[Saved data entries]
####

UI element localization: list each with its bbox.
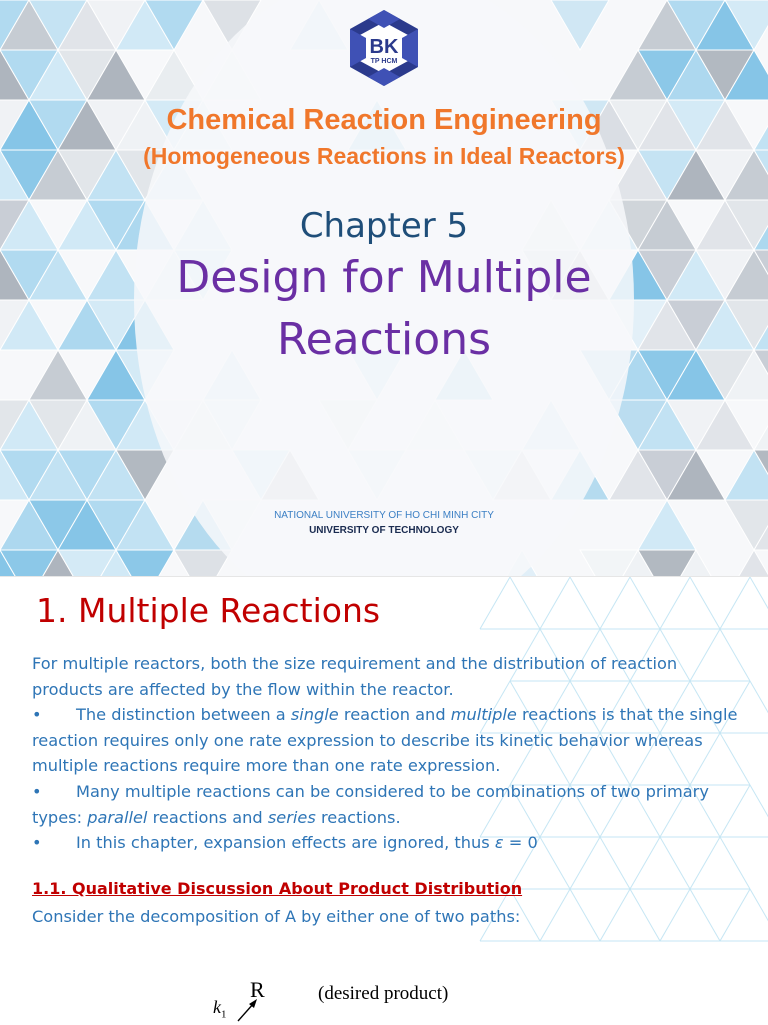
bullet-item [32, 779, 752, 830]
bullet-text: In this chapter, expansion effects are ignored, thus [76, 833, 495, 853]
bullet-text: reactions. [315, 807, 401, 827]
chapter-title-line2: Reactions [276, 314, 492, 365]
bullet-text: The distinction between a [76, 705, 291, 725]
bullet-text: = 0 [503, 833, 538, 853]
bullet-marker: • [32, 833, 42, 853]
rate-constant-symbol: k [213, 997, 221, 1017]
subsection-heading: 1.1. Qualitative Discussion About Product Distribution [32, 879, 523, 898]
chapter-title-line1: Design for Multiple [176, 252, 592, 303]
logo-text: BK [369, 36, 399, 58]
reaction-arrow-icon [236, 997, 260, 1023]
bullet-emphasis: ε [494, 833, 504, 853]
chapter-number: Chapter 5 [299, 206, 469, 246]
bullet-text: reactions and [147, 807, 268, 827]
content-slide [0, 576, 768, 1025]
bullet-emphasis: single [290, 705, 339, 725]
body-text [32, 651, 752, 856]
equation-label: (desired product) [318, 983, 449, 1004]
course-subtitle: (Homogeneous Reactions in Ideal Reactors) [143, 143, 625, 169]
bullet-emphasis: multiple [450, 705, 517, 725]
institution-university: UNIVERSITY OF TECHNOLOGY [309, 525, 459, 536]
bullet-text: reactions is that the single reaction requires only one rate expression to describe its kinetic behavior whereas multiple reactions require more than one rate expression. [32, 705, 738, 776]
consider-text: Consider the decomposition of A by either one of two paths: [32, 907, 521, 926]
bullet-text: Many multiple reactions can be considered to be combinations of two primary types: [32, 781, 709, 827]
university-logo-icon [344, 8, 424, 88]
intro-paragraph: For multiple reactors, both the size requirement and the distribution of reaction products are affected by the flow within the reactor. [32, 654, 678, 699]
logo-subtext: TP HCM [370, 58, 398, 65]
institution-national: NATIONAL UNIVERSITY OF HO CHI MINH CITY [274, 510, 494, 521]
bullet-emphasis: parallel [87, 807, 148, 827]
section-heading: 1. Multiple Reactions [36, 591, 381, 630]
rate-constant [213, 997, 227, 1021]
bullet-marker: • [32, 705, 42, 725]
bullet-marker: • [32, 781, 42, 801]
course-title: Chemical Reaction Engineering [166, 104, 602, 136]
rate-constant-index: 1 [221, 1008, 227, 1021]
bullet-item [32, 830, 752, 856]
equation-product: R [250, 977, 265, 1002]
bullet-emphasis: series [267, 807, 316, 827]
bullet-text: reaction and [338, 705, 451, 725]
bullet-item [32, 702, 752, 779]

####

## What is asked
Rewrite the listing above with every instance of "bullet-emphasis" replaced by "emphasis-span", leaving all other text unchanged. Omit the pictures from your answer.

## Result of this exercise
UI element localization: list each with its bbox.
bullet-item [32, 779, 752, 830]
bullet-text: In this chapter, expansion effects are ignored, thus [76, 833, 495, 853]
bullet-text: reactions. [315, 807, 401, 827]
chapter-title-line2: Reactions [276, 314, 492, 365]
bullet-text: The distinction between a [76, 705, 291, 725]
bullet-text: = 0 [503, 833, 538, 853]
bullet-marker: • [32, 833, 42, 853]
rate-constant-symbol: k [213, 997, 221, 1017]
subsection-heading: 1.1. Qualitative Discussion About Product Distribution [32, 879, 523, 898]
chapter-title-line1: Design for Multiple [176, 252, 592, 303]
logo-text: BK [369, 36, 399, 58]
reaction-arrow-icon [236, 997, 260, 1023]
emphasis-span: ε [494, 833, 504, 853]
chapter-number: Chapter 5 [299, 206, 469, 246]
bullet-text: reactions and [147, 807, 268, 827]
content-slide [0, 576, 768, 1025]
emphasis-span: single [290, 705, 339, 725]
body-text [32, 651, 752, 856]
equation-label: (desired product) [318, 983, 449, 1004]
course-subtitle: (Homogeneous Reactions in Ideal Reactors) [143, 143, 625, 169]
emphasis-span: multiple [450, 705, 517, 725]
institution-university: UNIVERSITY OF TECHNOLOGY [309, 525, 459, 536]
bullet-text: reactions is that the single reaction requires only one rate expression to describe its kinetic behavior whereas multiple reactions require more than one rate expression. [32, 705, 738, 776]
consider-text: Consider the decomposition of A by either one of two paths: [32, 907, 521, 926]
bullet-text: Many multiple reactions can be considered to be combinations of two primary types: [32, 781, 709, 827]
university-logo-icon [344, 8, 424, 88]
intro-paragraph: For multiple reactors, both the size requirement and the distribution of reaction products are affected by the flow within the reactor. [32, 654, 678, 699]
logo-subtext: TP HCM [370, 58, 398, 65]
institution-national: NATIONAL UNIVERSITY OF HO CHI MINH CITY [274, 510, 494, 521]
emphasis-span: parallel [87, 807, 148, 827]
section-heading: 1. Multiple Reactions [36, 591, 381, 630]
rate-constant [213, 997, 227, 1021]
bullet-marker: • [32, 705, 42, 725]
bullet-marker: • [32, 781, 42, 801]
course-title: Chemical Reaction Engineering [166, 104, 602, 136]
rate-constant-index: 1 [221, 1008, 227, 1021]
bullet-item [32, 830, 752, 856]
equation-product: R [250, 977, 265, 1002]
emphasis-span: series [267, 807, 316, 827]
bullet-text: reaction and [338, 705, 451, 725]
bullet-item [32, 702, 752, 779]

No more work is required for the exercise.